**** Records for the exercise ****

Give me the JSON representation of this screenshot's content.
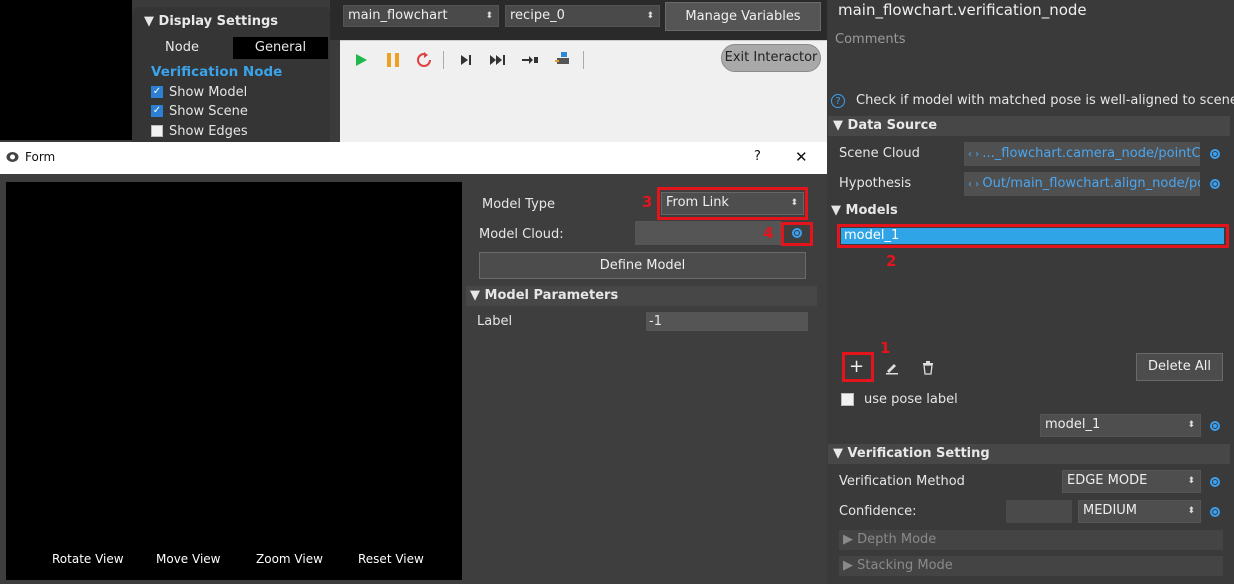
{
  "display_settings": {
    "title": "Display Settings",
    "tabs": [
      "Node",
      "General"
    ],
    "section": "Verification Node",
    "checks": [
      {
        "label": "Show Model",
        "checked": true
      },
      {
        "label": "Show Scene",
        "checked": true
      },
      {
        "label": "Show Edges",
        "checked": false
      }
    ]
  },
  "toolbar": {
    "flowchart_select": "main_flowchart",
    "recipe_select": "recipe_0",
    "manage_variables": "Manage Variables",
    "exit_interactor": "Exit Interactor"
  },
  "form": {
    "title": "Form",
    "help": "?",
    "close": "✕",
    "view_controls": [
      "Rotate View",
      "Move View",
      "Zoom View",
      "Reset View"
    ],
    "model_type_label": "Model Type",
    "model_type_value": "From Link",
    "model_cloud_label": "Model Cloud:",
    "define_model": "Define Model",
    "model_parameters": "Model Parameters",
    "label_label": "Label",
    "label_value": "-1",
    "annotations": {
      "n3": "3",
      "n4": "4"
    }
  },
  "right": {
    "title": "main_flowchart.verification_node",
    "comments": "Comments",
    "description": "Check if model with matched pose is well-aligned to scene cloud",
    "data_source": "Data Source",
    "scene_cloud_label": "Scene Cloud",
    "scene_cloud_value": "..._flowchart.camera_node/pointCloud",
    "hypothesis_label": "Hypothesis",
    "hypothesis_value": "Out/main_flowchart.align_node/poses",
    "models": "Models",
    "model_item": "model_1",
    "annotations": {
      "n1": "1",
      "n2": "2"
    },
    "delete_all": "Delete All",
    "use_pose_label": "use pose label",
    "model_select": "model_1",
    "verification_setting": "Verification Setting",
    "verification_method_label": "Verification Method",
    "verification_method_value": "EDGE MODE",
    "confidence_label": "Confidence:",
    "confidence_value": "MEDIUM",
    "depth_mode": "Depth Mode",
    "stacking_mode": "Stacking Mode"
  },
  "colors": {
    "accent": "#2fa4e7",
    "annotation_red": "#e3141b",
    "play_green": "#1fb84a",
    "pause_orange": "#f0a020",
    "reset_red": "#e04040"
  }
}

****

**Your goal:** Omit the pictures and reproduce the listing exactly.

**Exercise solution:**
Give me the JSON representation of this screenshot's content.
{
  "display_settings": {
    "title": "Display Settings",
    "tabs": [
      "Node",
      "General"
    ],
    "section": "Verification Node",
    "checks": [
      {
        "label": "Show Model",
        "checked": true
      },
      {
        "label": "Show Scene",
        "checked": true
      },
      {
        "label": "Show Edges",
        "checked": false
      }
    ]
  },
  "toolbar": {
    "flowchart_select": "main_flowchart",
    "recipe_select": "recipe_0",
    "manage_variables": "Manage Variables",
    "exit_interactor": "Exit Interactor"
  },
  "form": {
    "title": "Form",
    "help": "?",
    "close": "✕",
    "view_controls": [
      "Rotate View",
      "Move View",
      "Zoom View",
      "Reset View"
    ],
    "model_type_label": "Model Type",
    "model_type_value": "From Link",
    "model_cloud_label": "Model Cloud:",
    "define_model": "Define Model",
    "model_parameters": "Model Parameters",
    "label_label": "Label",
    "label_value": "-1",
    "annotations": {
      "n3": "3",
      "n4": "4"
    }
  },
  "right": {
    "title": "main_flowchart.verification_node",
    "comments": "Comments",
    "description": "Check if model with matched pose is well-aligned to scene cloud",
    "data_source": "Data Source",
    "scene_cloud_label": "Scene Cloud",
    "scene_cloud_value": "..._flowchart.camera_node/pointCloud",
    "hypothesis_label": "Hypothesis",
    "hypothesis_value": "Out/main_flowchart.align_node/poses",
    "models": "Models",
    "model_item": "model_1",
    "annotations": {
      "n1": "1",
      "n2": "2"
    },
    "delete_all": "Delete All",
    "use_pose_label": "use pose label",
    "model_select": "model_1",
    "verification_setting": "Verification Setting",
    "verification_method_label": "Verification Method",
    "verification_method_value": "EDGE MODE",
    "confidence_label": "Confidence:",
    "confidence_value": "MEDIUM",
    "depth_mode": "Depth Mode",
    "stacking_mode": "Stacking Mode"
  },
  "colors": {
    "accent": "#2fa4e7",
    "annotation_red": "#e3141b",
    "play_green": "#1fb84a",
    "pause_orange": "#f0a020",
    "reset_red": "#e04040"
  }
}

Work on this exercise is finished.